TASK OBJECTIVE -
Copy every line of the listing exactly.

DATASET EXCERPTS -
--- BEGIN ---

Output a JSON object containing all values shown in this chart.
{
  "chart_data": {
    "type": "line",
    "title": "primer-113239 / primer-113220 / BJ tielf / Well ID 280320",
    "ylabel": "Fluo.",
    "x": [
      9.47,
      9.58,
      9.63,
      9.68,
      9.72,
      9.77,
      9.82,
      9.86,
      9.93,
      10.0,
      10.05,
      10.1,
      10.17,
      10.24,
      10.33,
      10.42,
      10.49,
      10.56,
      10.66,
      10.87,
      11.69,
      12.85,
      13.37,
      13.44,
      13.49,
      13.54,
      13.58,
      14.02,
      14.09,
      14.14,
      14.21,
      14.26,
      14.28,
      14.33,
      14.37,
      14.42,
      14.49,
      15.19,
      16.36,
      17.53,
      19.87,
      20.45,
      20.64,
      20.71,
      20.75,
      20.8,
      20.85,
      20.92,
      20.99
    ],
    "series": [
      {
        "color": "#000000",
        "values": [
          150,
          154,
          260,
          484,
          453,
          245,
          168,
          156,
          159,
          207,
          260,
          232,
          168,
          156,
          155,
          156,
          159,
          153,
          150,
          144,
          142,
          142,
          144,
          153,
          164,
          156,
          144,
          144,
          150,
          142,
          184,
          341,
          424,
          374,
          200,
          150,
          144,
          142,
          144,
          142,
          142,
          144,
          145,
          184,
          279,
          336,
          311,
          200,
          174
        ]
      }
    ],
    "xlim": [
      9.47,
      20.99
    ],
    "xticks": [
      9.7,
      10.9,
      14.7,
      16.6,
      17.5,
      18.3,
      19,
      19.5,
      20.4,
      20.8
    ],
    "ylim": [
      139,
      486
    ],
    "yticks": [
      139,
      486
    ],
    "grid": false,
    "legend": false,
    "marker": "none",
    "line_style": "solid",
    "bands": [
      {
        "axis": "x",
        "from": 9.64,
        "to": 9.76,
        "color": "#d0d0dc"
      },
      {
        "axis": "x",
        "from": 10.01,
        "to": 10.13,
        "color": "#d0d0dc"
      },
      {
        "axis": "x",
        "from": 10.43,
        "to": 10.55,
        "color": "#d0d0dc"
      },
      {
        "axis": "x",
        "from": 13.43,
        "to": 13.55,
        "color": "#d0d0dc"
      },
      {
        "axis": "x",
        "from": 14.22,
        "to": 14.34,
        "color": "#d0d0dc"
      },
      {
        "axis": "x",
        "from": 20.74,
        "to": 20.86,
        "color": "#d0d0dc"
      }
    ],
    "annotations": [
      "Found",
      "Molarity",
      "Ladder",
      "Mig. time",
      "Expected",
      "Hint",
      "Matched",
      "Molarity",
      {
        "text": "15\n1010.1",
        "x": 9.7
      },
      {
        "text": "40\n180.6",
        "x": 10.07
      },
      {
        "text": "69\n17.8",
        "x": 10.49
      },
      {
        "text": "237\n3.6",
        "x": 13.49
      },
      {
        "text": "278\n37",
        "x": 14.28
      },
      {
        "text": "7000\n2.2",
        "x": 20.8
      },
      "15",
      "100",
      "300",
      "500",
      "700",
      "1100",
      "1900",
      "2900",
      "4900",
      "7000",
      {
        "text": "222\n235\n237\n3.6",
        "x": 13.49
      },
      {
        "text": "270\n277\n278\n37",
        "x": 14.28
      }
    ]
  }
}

--- END ---

ANSWER TO THIS PROBLEM -
Output a JSON object containing all values shown in this chart.
{
  "chart_data": {
    "type": "line",
    "title": "primer-113239 / primer-113220 / BJ tielf / Well ID 280320",
    "ylabel": "Fluo.",
    "x": [
      9.47,
      9.58,
      9.63,
      9.68,
      9.72,
      9.77,
      9.82,
      9.86,
      9.93,
      10.0,
      10.05,
      10.1,
      10.17,
      10.24,
      10.33,
      10.42,
      10.49,
      10.56,
      10.66,
      10.87,
      11.69,
      12.85,
      13.37,
      13.44,
      13.49,
      13.54,
      13.58,
      14.02,
      14.09,
      14.14,
      14.21,
      14.26,
      14.28,
      14.33,
      14.37,
      14.42,
      14.49,
      15.19,
      16.36,
      17.53,
      19.87,
      20.45,
      20.64,
      20.71,
      20.75,
      20.8,
      20.85,
      20.92,
      20.99
    ],
    "series": [
      {
        "color": "#000000",
        "values": [
          150,
          154,
          260,
          484,
          453,
          245,
          168,
          156,
          159,
          207,
          260,
          232,
          168,
          156,
          155,
          156,
          159,
          153,
          150,
          144,
          142,
          142,
          144,
          153,
          164,
          156,
          144,
          144,
          150,
          142,
          184,
          341,
          424,
          374,
          200,
          150,
          144,
          142,
          144,
          142,
          142,
          144,
          145,
          184,
          279,
          336,
          311,
          200,
          174
        ]
      }
    ],
    "xlim": [
      9.47,
      20.99
    ],
    "xticks": [
      9.7,
      10.9,
      14.7,
      16.6,
      17.5,
      18.3,
      19,
      19.5,
      20.4,
      20.8
    ],
    "ylim": [
      139,
      486
    ],
    "yticks": [
      139,
      486
    ],
    "grid": false,
    "legend": false,
    "marker": "none",
    "line_style": "solid",
    "bands": [
      {
        "axis": "x",
        "from": 9.64,
        "to": 9.76,
        "color": "#d0d0dc"
      },
      {
        "axis": "x",
        "from": 10.01,
        "to": 10.13,
        "color": "#d0d0dc"
      },
      {
        "axis": "x",
        "from": 10.43,
        "to": 10.55,
        "color": "#d0d0dc"
      },
      {
        "axis": "x",
        "from": 13.43,
        "to": 13.55,
        "color": "#d0d0dc"
      },
      {
        "axis": "x",
        "from": 14.22,
        "to": 14.34,
        "color": "#d0d0dc"
      },
      {
        "axis": "x",
        "from": 20.74,
        "to": 20.86,
        "color": "#d0d0dc"
      }
    ],
    "annotations": [
      "Found",
      "Molarity",
      "Ladder",
      "Mig. time",
      "Expected",
      "Hint",
      "Matched",
      "Molarity",
      {
        "text": "15\n1010.1",
        "x": 9.7
      },
      {
        "text": "40\n180.6",
        "x": 10.07
      },
      {
        "text": "69\n17.8",
        "x": 10.49
      },
      {
        "text": "237\n3.6",
        "x": 13.49
      },
      {
        "text": "278\n37",
        "x": 14.28
      },
      {
        "text": "7000\n2.2",
        "x": 20.8
      },
      "15",
      "100",
      "300",
      "500",
      "700",
      "1100",
      "1900",
      "2900",
      "4900",
      "7000",
      {
        "text": "222\n235\n237\n3.6",
        "x": 13.49
      },
      {
        "text": "270\n277\n278\n37",
        "x": 14.28
      }
    ]
  }
}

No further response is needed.